# [WHAT NEEDS TO BE DONE]
From the records below, pull each line that has "data".

○ ○ ○ ○ ○ ○ ○

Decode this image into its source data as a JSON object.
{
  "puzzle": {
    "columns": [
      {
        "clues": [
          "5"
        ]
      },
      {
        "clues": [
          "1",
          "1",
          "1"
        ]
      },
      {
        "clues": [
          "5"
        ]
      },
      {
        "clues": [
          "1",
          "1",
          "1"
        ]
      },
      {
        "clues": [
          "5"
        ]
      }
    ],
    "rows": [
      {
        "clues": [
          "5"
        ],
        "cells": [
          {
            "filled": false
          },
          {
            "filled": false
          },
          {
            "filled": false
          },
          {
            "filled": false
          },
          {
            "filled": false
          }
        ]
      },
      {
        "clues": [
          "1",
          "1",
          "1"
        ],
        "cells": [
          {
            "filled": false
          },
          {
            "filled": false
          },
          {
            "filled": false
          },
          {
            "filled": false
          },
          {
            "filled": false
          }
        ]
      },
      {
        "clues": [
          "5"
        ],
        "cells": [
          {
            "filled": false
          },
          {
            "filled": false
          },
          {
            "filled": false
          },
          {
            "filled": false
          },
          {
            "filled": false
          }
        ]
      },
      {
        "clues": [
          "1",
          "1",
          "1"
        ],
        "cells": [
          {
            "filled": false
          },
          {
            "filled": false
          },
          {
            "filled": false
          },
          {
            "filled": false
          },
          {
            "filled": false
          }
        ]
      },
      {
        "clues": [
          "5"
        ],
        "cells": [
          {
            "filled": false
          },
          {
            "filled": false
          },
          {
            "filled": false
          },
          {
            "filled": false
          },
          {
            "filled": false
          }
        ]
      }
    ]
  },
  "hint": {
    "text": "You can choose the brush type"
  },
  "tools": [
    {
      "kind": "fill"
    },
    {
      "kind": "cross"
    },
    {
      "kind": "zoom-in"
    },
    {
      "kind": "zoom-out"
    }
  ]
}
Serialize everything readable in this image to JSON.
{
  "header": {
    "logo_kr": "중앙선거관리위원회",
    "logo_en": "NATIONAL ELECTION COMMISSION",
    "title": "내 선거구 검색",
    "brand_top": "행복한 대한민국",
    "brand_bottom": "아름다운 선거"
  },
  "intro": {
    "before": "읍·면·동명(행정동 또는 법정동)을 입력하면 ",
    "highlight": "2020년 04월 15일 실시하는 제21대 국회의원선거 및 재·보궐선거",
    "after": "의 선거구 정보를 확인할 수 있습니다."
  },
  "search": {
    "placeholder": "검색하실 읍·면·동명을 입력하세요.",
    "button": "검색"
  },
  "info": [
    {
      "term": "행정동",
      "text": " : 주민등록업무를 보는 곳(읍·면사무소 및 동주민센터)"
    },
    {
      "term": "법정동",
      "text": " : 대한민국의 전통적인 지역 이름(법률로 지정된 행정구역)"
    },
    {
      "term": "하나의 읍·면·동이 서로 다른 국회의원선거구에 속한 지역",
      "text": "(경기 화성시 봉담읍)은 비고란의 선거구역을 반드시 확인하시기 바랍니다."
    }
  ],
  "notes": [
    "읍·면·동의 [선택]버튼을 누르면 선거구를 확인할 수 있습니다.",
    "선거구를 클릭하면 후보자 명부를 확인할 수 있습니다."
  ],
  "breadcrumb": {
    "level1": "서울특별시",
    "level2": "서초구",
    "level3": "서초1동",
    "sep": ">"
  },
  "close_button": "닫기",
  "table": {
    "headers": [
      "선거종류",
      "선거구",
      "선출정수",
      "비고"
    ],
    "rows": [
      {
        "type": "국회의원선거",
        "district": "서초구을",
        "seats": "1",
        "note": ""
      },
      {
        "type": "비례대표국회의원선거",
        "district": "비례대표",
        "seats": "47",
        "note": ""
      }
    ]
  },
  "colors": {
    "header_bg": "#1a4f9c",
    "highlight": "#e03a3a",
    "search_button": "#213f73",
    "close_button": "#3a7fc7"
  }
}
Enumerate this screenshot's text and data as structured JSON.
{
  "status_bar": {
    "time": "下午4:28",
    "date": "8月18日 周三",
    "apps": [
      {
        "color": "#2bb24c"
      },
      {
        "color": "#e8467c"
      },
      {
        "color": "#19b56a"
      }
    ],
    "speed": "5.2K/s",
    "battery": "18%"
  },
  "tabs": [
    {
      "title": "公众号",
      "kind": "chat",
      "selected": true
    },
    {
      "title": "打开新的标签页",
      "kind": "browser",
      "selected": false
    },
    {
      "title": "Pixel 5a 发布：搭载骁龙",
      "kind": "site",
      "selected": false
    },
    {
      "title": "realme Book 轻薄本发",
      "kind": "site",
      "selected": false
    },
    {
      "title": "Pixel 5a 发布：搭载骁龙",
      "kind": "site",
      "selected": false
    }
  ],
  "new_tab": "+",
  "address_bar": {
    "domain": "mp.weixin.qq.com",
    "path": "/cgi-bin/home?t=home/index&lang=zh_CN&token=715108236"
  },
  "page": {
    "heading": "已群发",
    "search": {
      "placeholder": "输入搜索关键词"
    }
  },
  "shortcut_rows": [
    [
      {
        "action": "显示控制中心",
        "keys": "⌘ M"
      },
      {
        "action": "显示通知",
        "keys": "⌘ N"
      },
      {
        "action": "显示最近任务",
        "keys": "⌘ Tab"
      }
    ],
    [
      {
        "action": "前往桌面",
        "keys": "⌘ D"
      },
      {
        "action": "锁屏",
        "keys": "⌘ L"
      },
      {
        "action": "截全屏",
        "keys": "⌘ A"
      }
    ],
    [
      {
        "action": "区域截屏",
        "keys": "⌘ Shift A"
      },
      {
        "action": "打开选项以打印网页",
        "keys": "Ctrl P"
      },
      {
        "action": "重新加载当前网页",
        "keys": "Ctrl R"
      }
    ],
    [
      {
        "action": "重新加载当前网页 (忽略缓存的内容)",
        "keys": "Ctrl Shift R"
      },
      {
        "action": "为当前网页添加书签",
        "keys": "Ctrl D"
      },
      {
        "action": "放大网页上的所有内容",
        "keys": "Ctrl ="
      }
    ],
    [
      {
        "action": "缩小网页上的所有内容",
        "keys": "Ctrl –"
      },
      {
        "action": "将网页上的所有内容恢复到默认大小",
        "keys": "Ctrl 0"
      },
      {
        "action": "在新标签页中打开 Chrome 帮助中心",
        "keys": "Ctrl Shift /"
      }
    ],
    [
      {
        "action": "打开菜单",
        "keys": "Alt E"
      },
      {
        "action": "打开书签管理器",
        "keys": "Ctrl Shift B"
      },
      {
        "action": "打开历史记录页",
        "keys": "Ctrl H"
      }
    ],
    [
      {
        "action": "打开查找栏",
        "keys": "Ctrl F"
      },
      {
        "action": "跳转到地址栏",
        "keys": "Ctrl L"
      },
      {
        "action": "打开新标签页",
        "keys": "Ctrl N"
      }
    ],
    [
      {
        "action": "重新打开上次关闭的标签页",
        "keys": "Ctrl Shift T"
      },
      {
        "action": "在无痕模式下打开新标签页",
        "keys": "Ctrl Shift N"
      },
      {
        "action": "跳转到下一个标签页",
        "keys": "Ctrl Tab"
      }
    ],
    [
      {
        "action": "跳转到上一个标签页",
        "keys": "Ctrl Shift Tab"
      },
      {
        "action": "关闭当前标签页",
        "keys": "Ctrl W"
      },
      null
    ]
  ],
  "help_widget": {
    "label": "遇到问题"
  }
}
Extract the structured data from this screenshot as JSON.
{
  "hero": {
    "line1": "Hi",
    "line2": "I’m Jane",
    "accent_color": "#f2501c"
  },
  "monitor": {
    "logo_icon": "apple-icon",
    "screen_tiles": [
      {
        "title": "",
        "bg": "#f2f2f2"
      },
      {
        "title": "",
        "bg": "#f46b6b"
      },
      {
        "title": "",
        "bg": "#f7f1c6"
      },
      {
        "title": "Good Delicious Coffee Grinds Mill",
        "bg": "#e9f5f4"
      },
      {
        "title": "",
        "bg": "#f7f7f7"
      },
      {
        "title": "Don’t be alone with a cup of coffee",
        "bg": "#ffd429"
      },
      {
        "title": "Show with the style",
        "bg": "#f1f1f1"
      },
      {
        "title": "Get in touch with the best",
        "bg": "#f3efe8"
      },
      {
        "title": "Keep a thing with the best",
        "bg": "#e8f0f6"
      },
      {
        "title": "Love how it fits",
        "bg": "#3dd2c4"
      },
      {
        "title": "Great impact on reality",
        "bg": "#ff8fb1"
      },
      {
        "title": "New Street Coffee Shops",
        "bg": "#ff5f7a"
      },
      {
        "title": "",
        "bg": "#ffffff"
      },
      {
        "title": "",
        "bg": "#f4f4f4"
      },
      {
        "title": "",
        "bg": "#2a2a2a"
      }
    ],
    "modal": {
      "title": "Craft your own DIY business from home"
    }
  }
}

○ ○ ○ ○ ○ ○ ○

# [THE RESULT]
Decode this image into its source data as a JSON object.
Enumerate this screenshot's text and data as structured JSON.
Extract the structured data from this screenshot as JSON.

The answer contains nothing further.